_AVAILABLE DATA_
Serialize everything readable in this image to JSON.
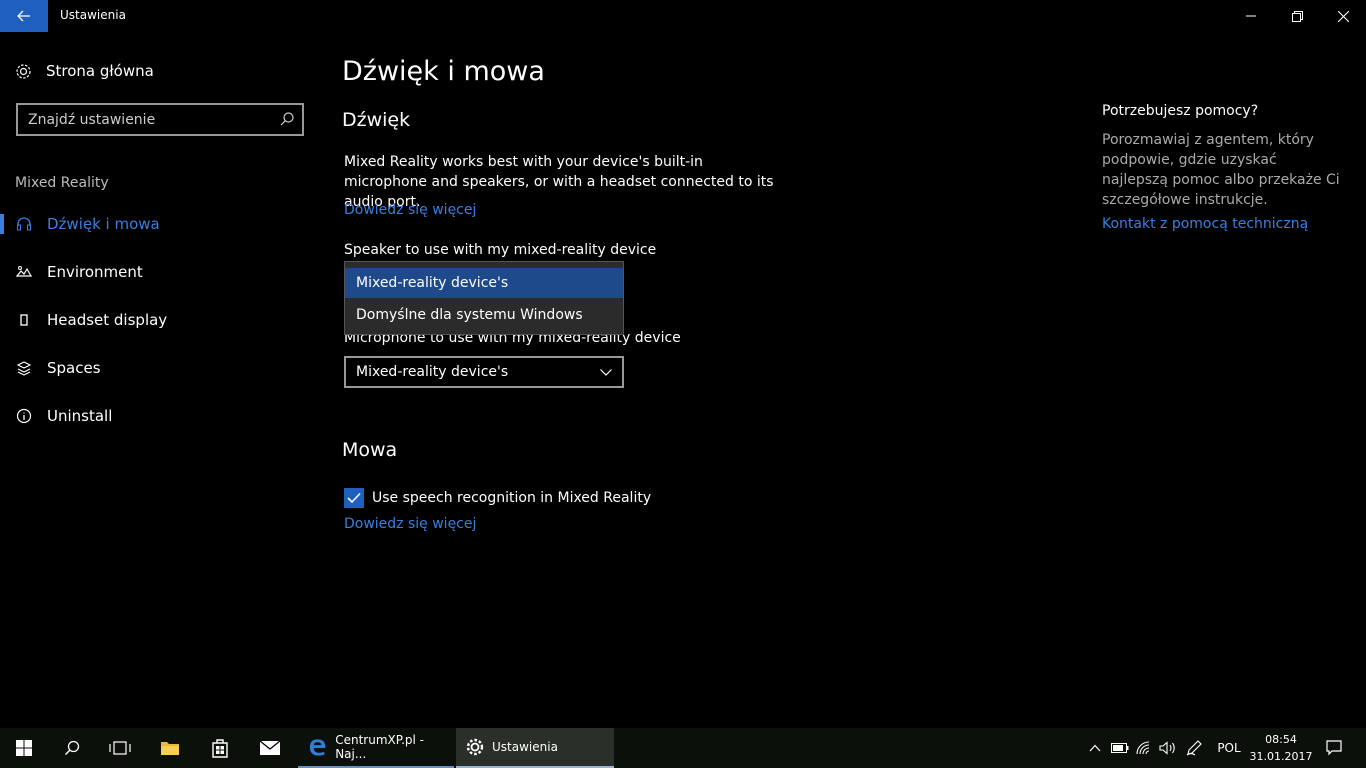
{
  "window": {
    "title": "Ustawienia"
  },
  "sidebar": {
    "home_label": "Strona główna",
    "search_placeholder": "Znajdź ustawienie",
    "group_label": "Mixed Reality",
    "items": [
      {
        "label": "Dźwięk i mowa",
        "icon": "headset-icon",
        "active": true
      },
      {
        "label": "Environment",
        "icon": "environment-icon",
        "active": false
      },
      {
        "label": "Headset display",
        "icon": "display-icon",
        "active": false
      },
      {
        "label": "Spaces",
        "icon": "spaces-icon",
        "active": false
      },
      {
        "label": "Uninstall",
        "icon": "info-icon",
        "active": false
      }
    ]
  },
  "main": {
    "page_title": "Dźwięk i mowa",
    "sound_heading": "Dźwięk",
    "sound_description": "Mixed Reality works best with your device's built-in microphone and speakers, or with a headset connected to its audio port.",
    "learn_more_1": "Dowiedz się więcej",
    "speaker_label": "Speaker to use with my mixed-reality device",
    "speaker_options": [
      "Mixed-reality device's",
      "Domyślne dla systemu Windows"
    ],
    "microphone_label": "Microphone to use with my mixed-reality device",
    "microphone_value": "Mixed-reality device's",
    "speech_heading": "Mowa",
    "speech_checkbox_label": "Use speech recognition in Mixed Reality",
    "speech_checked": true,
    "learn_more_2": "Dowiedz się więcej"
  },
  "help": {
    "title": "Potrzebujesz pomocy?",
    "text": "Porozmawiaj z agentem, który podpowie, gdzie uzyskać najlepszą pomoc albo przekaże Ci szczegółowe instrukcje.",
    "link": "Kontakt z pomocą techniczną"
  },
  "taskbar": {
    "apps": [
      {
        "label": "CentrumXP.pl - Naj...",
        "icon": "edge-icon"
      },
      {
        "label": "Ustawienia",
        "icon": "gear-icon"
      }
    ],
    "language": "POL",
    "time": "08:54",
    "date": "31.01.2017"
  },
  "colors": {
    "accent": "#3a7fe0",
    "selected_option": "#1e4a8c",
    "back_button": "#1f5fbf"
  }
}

_DIRECTIONS_
From the listing above, copy every line that holds the string "Dźwięk".

_FULL OUTPUT_
        "label": "Dźwięk i mowa",
    "page_title": "Dźwięk i mowa",
    "sound_heading": "Dźwięk",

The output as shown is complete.